MATERIALS PROVIDED –
■ ■ ■ ■ ■

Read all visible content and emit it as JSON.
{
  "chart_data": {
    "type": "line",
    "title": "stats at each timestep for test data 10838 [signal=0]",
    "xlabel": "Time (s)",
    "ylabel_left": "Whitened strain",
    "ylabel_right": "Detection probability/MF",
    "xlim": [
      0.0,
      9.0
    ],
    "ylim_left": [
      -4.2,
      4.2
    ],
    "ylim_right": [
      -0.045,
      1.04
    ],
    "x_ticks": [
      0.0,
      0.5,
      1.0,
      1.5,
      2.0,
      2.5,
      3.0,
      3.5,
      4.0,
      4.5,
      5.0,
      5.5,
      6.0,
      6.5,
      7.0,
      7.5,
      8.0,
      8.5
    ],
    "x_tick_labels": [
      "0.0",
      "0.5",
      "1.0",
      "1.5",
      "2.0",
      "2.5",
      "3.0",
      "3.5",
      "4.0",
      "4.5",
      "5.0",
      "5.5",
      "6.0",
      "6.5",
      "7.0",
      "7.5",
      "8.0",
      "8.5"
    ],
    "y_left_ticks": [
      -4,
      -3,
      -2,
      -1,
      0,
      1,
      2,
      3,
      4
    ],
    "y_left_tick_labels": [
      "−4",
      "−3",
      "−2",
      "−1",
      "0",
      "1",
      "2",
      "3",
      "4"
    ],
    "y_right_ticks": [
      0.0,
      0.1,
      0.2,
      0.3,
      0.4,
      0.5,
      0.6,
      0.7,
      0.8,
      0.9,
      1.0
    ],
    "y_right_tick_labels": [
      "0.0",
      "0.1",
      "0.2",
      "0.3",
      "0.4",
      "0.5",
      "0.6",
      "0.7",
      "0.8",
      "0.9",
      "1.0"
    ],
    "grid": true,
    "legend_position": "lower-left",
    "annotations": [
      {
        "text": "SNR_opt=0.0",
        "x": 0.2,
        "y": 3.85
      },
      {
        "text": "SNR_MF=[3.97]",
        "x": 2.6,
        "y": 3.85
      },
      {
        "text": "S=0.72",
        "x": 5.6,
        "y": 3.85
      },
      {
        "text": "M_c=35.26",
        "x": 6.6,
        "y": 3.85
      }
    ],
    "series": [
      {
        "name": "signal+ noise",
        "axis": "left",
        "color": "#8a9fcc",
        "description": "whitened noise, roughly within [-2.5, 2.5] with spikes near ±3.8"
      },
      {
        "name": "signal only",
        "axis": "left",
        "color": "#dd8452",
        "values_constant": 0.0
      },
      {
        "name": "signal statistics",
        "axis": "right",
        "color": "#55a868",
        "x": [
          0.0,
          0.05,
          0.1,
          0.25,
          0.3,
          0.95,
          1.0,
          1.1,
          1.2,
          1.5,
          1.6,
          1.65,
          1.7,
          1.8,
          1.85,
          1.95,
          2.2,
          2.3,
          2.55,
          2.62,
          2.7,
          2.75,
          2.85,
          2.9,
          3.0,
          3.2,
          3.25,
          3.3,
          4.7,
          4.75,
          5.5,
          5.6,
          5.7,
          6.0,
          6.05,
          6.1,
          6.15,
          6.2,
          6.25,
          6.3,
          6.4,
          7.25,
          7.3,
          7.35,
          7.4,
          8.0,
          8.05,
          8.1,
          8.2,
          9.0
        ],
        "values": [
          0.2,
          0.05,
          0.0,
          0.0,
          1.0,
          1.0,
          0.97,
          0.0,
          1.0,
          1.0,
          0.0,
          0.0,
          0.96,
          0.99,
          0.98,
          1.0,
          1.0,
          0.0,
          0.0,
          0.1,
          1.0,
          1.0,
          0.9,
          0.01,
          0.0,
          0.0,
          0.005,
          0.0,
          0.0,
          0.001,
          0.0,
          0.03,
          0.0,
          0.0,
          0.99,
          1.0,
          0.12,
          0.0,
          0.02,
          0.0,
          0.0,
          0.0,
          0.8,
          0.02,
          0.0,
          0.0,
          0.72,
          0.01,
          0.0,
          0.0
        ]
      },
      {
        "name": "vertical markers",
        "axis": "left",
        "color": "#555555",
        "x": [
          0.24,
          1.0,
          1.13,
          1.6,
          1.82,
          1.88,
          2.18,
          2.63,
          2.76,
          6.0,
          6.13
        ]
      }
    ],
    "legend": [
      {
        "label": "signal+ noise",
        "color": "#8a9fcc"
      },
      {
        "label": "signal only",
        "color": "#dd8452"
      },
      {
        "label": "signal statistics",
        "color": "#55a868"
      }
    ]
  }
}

■ ■ ■ ■ ■

WHAT THE EXERCISE ASKS –
Transcribe the whole listing exactly.

SOLUTION –
Read all visible content and emit it as JSON.
{
  "chart_data": {
    "type": "line",
    "title": "stats at each timestep for test data 10838 [signal=0]",
    "xlabel": "Time (s)",
    "ylabel_left": "Whitened strain",
    "ylabel_right": "Detection probability/MF",
    "xlim": [
      0.0,
      9.0
    ],
    "ylim_left": [
      -4.2,
      4.2
    ],
    "ylim_right": [
      -0.045,
      1.04
    ],
    "x_ticks": [
      0.0,
      0.5,
      1.0,
      1.5,
      2.0,
      2.5,
      3.0,
      3.5,
      4.0,
      4.5,
      5.0,
      5.5,
      6.0,
      6.5,
      7.0,
      7.5,
      8.0,
      8.5
    ],
    "x_tick_labels": [
      "0.0",
      "0.5",
      "1.0",
      "1.5",
      "2.0",
      "2.5",
      "3.0",
      "3.5",
      "4.0",
      "4.5",
      "5.0",
      "5.5",
      "6.0",
      "6.5",
      "7.0",
      "7.5",
      "8.0",
      "8.5"
    ],
    "y_left_ticks": [
      -4,
      -3,
      -2,
      -1,
      0,
      1,
      2,
      3,
      4
    ],
    "y_left_tick_labels": [
      "−4",
      "−3",
      "−2",
      "−1",
      "0",
      "1",
      "2",
      "3",
      "4"
    ],
    "y_right_ticks": [
      0.0,
      0.1,
      0.2,
      0.3,
      0.4,
      0.5,
      0.6,
      0.7,
      0.8,
      0.9,
      1.0
    ],
    "y_right_tick_labels": [
      "0.0",
      "0.1",
      "0.2",
      "0.3",
      "0.4",
      "0.5",
      "0.6",
      "0.7",
      "0.8",
      "0.9",
      "1.0"
    ],
    "grid": true,
    "legend_position": "lower-left",
    "annotations": [
      {
        "text": "SNR_opt=0.0",
        "x": 0.2,
        "y": 3.85
      },
      {
        "text": "SNR_MF=[3.97]",
        "x": 2.6,
        "y": 3.85
      },
      {
        "text": "S=0.72",
        "x": 5.6,
        "y": 3.85
      },
      {
        "text": "M_c=35.26",
        "x": 6.6,
        "y": 3.85
      }
    ],
    "series": [
      {
        "name": "signal+ noise",
        "axis": "left",
        "color": "#8a9fcc",
        "description": "whitened noise, roughly within [-2.5, 2.5] with spikes near ±3.8"
      },
      {
        "name": "signal only",
        "axis": "left",
        "color": "#dd8452",
        "values_constant": 0.0
      },
      {
        "name": "signal statistics",
        "axis": "right",
        "color": "#55a868",
        "x": [
          0.0,
          0.05,
          0.1,
          0.25,
          0.3,
          0.95,
          1.0,
          1.1,
          1.2,
          1.5,
          1.6,
          1.65,
          1.7,
          1.8,
          1.85,
          1.95,
          2.2,
          2.3,
          2.55,
          2.62,
          2.7,
          2.75,
          2.85,
          2.9,
          3.0,
          3.2,
          3.25,
          3.3,
          4.7,
          4.75,
          5.5,
          5.6,
          5.7,
          6.0,
          6.05,
          6.1,
          6.15,
          6.2,
          6.25,
          6.3,
          6.4,
          7.25,
          7.3,
          7.35,
          7.4,
          8.0,
          8.05,
          8.1,
          8.2,
          9.0
        ],
        "values": [
          0.2,
          0.05,
          0.0,
          0.0,
          1.0,
          1.0,
          0.97,
          0.0,
          1.0,
          1.0,
          0.0,
          0.0,
          0.96,
          0.99,
          0.98,
          1.0,
          1.0,
          0.0,
          0.0,
          0.1,
          1.0,
          1.0,
          0.9,
          0.01,
          0.0,
          0.0,
          0.005,
          0.0,
          0.0,
          0.001,
          0.0,
          0.03,
          0.0,
          0.0,
          0.99,
          1.0,
          0.12,
          0.0,
          0.02,
          0.0,
          0.0,
          0.0,
          0.8,
          0.02,
          0.0,
          0.0,
          0.72,
          0.01,
          0.0,
          0.0
        ]
      },
      {
        "name": "vertical markers",
        "axis": "left",
        "color": "#555555",
        "x": [
          0.24,
          1.0,
          1.13,
          1.6,
          1.82,
          1.88,
          2.18,
          2.63,
          2.76,
          6.0,
          6.13
        ]
      }
    ],
    "legend": [
      {
        "label": "signal+ noise",
        "color": "#8a9fcc"
      },
      {
        "label": "signal only",
        "color": "#dd8452"
      },
      {
        "label": "signal statistics",
        "color": "#55a868"
      }
    ]
  }
}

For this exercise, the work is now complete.